* **SUPPLIED DATA**
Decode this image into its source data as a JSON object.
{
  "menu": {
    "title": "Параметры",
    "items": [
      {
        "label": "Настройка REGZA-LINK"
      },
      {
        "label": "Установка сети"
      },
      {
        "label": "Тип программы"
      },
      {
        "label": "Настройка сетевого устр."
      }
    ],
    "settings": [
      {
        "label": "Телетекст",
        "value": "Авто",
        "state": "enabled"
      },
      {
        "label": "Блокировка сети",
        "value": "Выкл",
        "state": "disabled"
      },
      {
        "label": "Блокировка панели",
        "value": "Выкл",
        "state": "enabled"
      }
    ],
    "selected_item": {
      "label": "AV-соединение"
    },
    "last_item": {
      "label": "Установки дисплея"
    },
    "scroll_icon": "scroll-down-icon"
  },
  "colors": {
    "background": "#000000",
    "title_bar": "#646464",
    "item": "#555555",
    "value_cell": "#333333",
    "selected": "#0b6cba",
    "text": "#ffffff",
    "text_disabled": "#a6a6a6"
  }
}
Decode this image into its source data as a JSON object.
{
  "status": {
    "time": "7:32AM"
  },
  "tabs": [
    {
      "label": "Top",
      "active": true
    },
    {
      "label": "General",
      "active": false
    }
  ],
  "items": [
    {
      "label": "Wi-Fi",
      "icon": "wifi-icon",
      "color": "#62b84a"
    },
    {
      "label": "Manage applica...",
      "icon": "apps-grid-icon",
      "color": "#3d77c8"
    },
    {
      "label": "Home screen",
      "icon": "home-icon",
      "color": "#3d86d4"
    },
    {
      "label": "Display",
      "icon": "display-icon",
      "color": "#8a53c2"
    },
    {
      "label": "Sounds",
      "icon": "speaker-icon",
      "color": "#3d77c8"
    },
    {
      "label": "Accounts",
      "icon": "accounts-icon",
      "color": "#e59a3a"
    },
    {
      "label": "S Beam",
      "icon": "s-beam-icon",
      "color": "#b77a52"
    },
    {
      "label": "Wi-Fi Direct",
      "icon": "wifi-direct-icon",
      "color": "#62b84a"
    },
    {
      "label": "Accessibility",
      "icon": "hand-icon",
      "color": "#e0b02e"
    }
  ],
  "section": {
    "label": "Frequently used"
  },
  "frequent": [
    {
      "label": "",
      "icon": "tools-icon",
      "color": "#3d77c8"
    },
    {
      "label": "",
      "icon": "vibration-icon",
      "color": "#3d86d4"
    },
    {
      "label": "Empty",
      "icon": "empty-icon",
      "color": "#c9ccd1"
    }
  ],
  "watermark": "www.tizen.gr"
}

* **WRITTEN REQUEST**
Repeat each record in full; every line must match exactly.

* **COMPLETE OUTPUT**
Decode this image into its source data as a JSON object.
{
  "menu": {
    "title": "Параметры",
    "items": [
      {
        "label": "Настройка REGZA-LINK"
      },
      {
        "label": "Установка сети"
      },
      {
        "label": "Тип программы"
      },
      {
        "label": "Настройка сетевого устр."
      }
    ],
    "settings": [
      {
        "label": "Телетекст",
        "value": "Авто",
        "state": "enabled"
      },
      {
        "label": "Блокировка сети",
        "value": "Выкл",
        "state": "disabled"
      },
      {
        "label": "Блокировка панели",
        "value": "Выкл",
        "state": "enabled"
      }
    ],
    "selected_item": {
      "label": "AV-соединение"
    },
    "last_item": {
      "label": "Установки дисплея"
    },
    "scroll_icon": "scroll-down-icon"
  },
  "colors": {
    "background": "#000000",
    "title_bar": "#646464",
    "item": "#555555",
    "value_cell": "#333333",
    "selected": "#0b6cba",
    "text": "#ffffff",
    "text_disabled": "#a6a6a6"
  }
}
Decode this image into its source data as a JSON object.
{
  "status": {
    "time": "7:32AM"
  },
  "tabs": [
    {
      "label": "Top",
      "active": true
    },
    {
      "label": "General",
      "active": false
    }
  ],
  "items": [
    {
      "label": "Wi-Fi",
      "icon": "wifi-icon",
      "color": "#62b84a"
    },
    {
      "label": "Manage applica...",
      "icon": "apps-grid-icon",
      "color": "#3d77c8"
    },
    {
      "label": "Home screen",
      "icon": "home-icon",
      "color": "#3d86d4"
    },
    {
      "label": "Display",
      "icon": "display-icon",
      "color": "#8a53c2"
    },
    {
      "label": "Sounds",
      "icon": "speaker-icon",
      "color": "#3d77c8"
    },
    {
      "label": "Accounts",
      "icon": "accounts-icon",
      "color": "#e59a3a"
    },
    {
      "label": "S Beam",
      "icon": "s-beam-icon",
      "color": "#b77a52"
    },
    {
      "label": "Wi-Fi Direct",
      "icon": "wifi-direct-icon",
      "color": "#62b84a"
    },
    {
      "label": "Accessibility",
      "icon": "hand-icon",
      "color": "#e0b02e"
    }
  ],
  "section": {
    "label": "Frequently used"
  },
  "frequent": [
    {
      "label": "",
      "icon": "tools-icon",
      "color": "#3d77c8"
    },
    {
      "label": "",
      "icon": "vibration-icon",
      "color": "#3d86d4"
    },
    {
      "label": "Empty",
      "icon": "empty-icon",
      "color": "#c9ccd1"
    }
  ],
  "watermark": "www.tizen.gr"
}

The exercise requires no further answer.